The Tail-Ratio Error: GMV doesn’t automatically mean there will be more males at the extreme high (or low) end of a trait.
The Uniformity Error The uniformity error isthe mistaken assumption that if the distribution of a certain trait exhibits GMV for a population as a whole, then the individuals in various subpopulations must also exhibit GMV for that trait. This is simply not true. Consider a data set with equal numbers of males and females, where the men’s values are all tightly clustered in two equal-sized groups of high and low values, and the female values are uniformly distributed between those same high and low values. Clearly there is GMV for this trait, but among the above-average values alone, there is greater female variability.
Hooven’s inquiry into why men dominate the highest levels of chess commits the uniformity error by dismissing GMV as a possible factor, because even though there appears to be GMV in the overall population of world-class chess players, some subgroups actually exhibit greater female variability (GFV). But GMV in chess abilities cannot be ruled out simply because of this non-uniformity. In fact, GMV could be a very significant explanation of why nearly all Grandmasters are men.
The Causation and Correlation Error A second basic error in GMV arguments is a variant of the common causation and correlation error that has plagued the study of statistics since its inception. Whether or not a data set of a certain trait among males and females exhibits GMV or GFV implies nothing at all about the causes of the sex differences in the variability. A moment’s reflection tells us that this is true even for a single data set. If we learn that the standard deviation of the height of men in Canada is 2.7 cm, that is all we know—not anything about the underlying reasons for this magnitude of standard deviation. Similarly, since GMV and GFV simply record comparisons of the two respective standard deviations, they reveal absolutely nothing about the underlying causes of any differences between the male and female standard deviations for that trait.

(Data lines)
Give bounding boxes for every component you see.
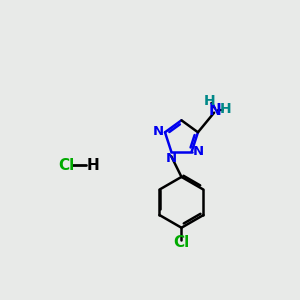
Text: N: N: [153, 125, 164, 138]
Text: N: N: [209, 103, 221, 118]
Text: H: H: [86, 158, 99, 173]
Text: N: N: [166, 152, 177, 165]
Text: Cl: Cl: [58, 158, 74, 173]
Text: Cl: Cl: [173, 236, 190, 250]
Text: N: N: [193, 145, 204, 158]
Text: H: H: [204, 94, 216, 108]
Text: H: H: [220, 102, 232, 116]
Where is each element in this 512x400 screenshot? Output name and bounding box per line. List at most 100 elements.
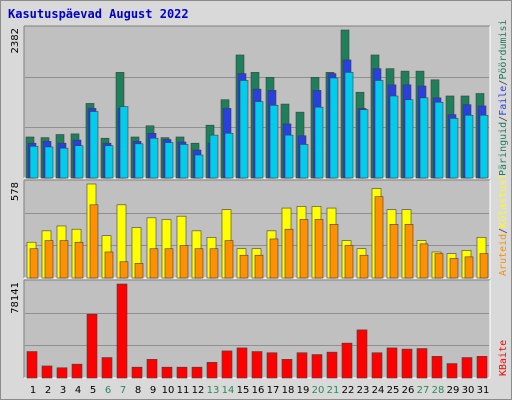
x-tick-label: 14 — [222, 385, 235, 396]
bar-kbytes — [401, 348, 413, 379]
x-tick-label: 1 — [30, 385, 36, 396]
bar-sites — [284, 228, 294, 279]
bar-kbytes — [386, 347, 398, 379]
x-tick-label: 27 — [417, 385, 430, 396]
x-tick-label: 20 — [312, 385, 325, 396]
x-axis-day-labels: 1 2 3 4 5 6 7 8 9 10 11 12 13 14 15 16 17 18 19 20 21 22 23 24 2… — [30, 385, 490, 396]
bar-pageviews — [374, 80, 384, 179]
bar-kbytes — [446, 363, 458, 379]
bar-kbytes — [416, 348, 428, 379]
bar-kbytes — [341, 342, 353, 379]
bar-kbytes — [131, 366, 143, 379]
bar-pageviews — [194, 154, 204, 179]
bar-kbytes — [281, 359, 293, 379]
bar-sites — [344, 245, 354, 279]
bar-sites — [329, 224, 339, 279]
x-tick-label: 8 — [135, 385, 141, 396]
x-tick-label: 12 — [192, 385, 205, 396]
x-tick-label: 5 — [90, 385, 96, 396]
bar-pageviews — [449, 118, 459, 179]
legend-middle: Aruteid / Külastusi — [498, 174, 509, 276]
x-tick-label: 4 — [75, 385, 81, 396]
x-tick-label: 17 — [267, 385, 280, 396]
bar-kbytes — [311, 354, 323, 379]
bar-kbytes — [431, 356, 443, 379]
bar-sites — [389, 224, 399, 279]
legend-kbytes: KBaite — [498, 340, 509, 376]
bar-sites — [164, 248, 174, 279]
bar-pageviews — [434, 101, 444, 179]
legend-separator: / — [498, 80, 509, 86]
bar-kbytes — [176, 366, 188, 379]
legend-sites: Aruteid — [498, 234, 509, 276]
bar-kbytes — [101, 357, 113, 379]
bar-kbytes — [221, 350, 233, 379]
bar-sites — [149, 248, 159, 279]
x-tick-label: 28 — [432, 385, 445, 396]
legend-pageviews: Päringuid — [498, 122, 509, 176]
x-tick-label: 11 — [177, 385, 190, 396]
bar-sites — [224, 240, 234, 279]
x-tick-label: 29 — [447, 385, 460, 396]
legend-files: Faile — [498, 86, 509, 116]
legend-bottom: KBaite — [498, 340, 509, 376]
bar-kbytes — [236, 347, 248, 379]
x-tick-label: 9 — [150, 385, 156, 396]
bar-pageviews — [209, 134, 219, 179]
bar-pageviews — [134, 143, 144, 179]
bar-kbytes — [56, 367, 68, 379]
bar-pageviews — [59, 147, 69, 179]
bar-kbytes — [251, 351, 263, 379]
bar-sites — [89, 204, 99, 279]
bar-sites — [359, 254, 369, 279]
bar-kbytes — [161, 366, 173, 379]
x-tick-label: 16 — [252, 385, 265, 396]
bar-sites — [479, 253, 489, 279]
x-tick-label: 10 — [162, 385, 175, 396]
bar-sites — [434, 253, 444, 279]
bar-kbytes — [86, 313, 98, 379]
bar-kbytes — [266, 352, 278, 379]
bar-pageviews — [104, 145, 114, 179]
x-tick-label: 30 — [462, 385, 475, 396]
panel-hits — [23, 25, 491, 179]
bar-kbytes — [371, 352, 383, 379]
legend-separator: / — [498, 228, 509, 234]
bar-pageviews — [419, 97, 429, 179]
bar-kbytes — [206, 362, 218, 379]
bar-pageviews — [179, 144, 189, 179]
bar-kbytes — [41, 365, 53, 379]
bar-pageviews — [389, 95, 399, 179]
y-max-label-middle: 578 — [10, 182, 21, 201]
bar-pageviews — [254, 101, 264, 179]
bar-kbytes — [191, 366, 203, 379]
bar-kbytes — [116, 283, 128, 379]
bar-sites — [404, 224, 414, 279]
x-tick-label: 31 — [477, 385, 490, 396]
x-tick-label: 23 — [357, 385, 370, 396]
bar-kbytes — [476, 356, 488, 379]
legend-hits: Pöördumisi — [498, 19, 509, 79]
bar-pageviews — [164, 142, 174, 179]
x-tick-label: 25 — [387, 385, 400, 396]
bar-sites — [299, 219, 309, 279]
bar-pageviews — [299, 144, 309, 179]
x-tick-label: 13 — [207, 385, 220, 396]
legend-separator: / — [498, 116, 509, 122]
bar-pageviews — [269, 105, 279, 179]
bar-kbytes — [296, 352, 308, 379]
bar-sites — [119, 261, 129, 279]
bar-sites — [59, 240, 69, 279]
bar-sites — [269, 238, 279, 279]
x-tick-label: 2 — [45, 385, 51, 396]
bar-sites — [44, 240, 54, 279]
bar-sites — [374, 196, 384, 279]
bar-sites — [464, 256, 474, 279]
legend-visits: Külastusi — [498, 174, 509, 228]
bar-sites — [314, 219, 324, 279]
chart-title: Kasutuspäevad August 2022 — [8, 7, 189, 21]
bar-sites — [254, 254, 264, 279]
x-tick-label: 19 — [297, 385, 310, 396]
y-max-label-bottom: 78141 — [10, 282, 21, 314]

- The problem -
Copy out the passage on greater male variability in full, word for word. The entries are separate material that has no connection to the passage on greater male variability.

- Result -
The Tail-Ratio Error: GMV doesn’t automatically mean there will be more males at the extreme high (or low) end of a trait.
The Uniformity Error The uniformity error isthe mistaken assumption that if the distribution of a certain trait exhibits GMV for a population as a whole, then the individuals in various subpopulations must also exhibit GMV for that trait. This is simply not true. Consider a data set with equal numbers of males and females, where the men’s values are all tightly clustered in two equal-sized groups of high and low values, and the female values are uniformly distributed between those same high and low values. Clearly there is GMV for this trait, but among the above-average values alone, there is greater female variability.
Hooven’s inquiry into why men dominate the highest levels of chess commits the uniformity error by dismissing GMV as a possible factor, because even though there appears to be GMV in the overall population of world-class chess players, some subgroups actually exhibit greater female variability (GFV). But GMV in chess abilities cannot be ruled out simply because of this non-uniformity. In fact, GMV could be a very significant explanation of why nearly all Grandmasters are men.
The Causation and Correlation Error A second basic error in GMV arguments is a variant of the common causation and correlation error that has plagued the study of statistics since its inception. Whether or not a data set of a certain trait among males and females exhibits GMV or GFV implies nothing at all about the causes of the sex differences in the variability. A moment’s reflection tells us that this is true even for a single data set. If we learn that the standard deviation of the height of men in Canada is 2.7 cm, that is all we know—not anything about the underlying reasons for this magnitude of standard deviation. Similarly, since GMV and GFV simply record comparisons of the two respective standard deviations, they reveal absolutely nothing about the underlying causes of any differences between the male and female standard deviations for that trait.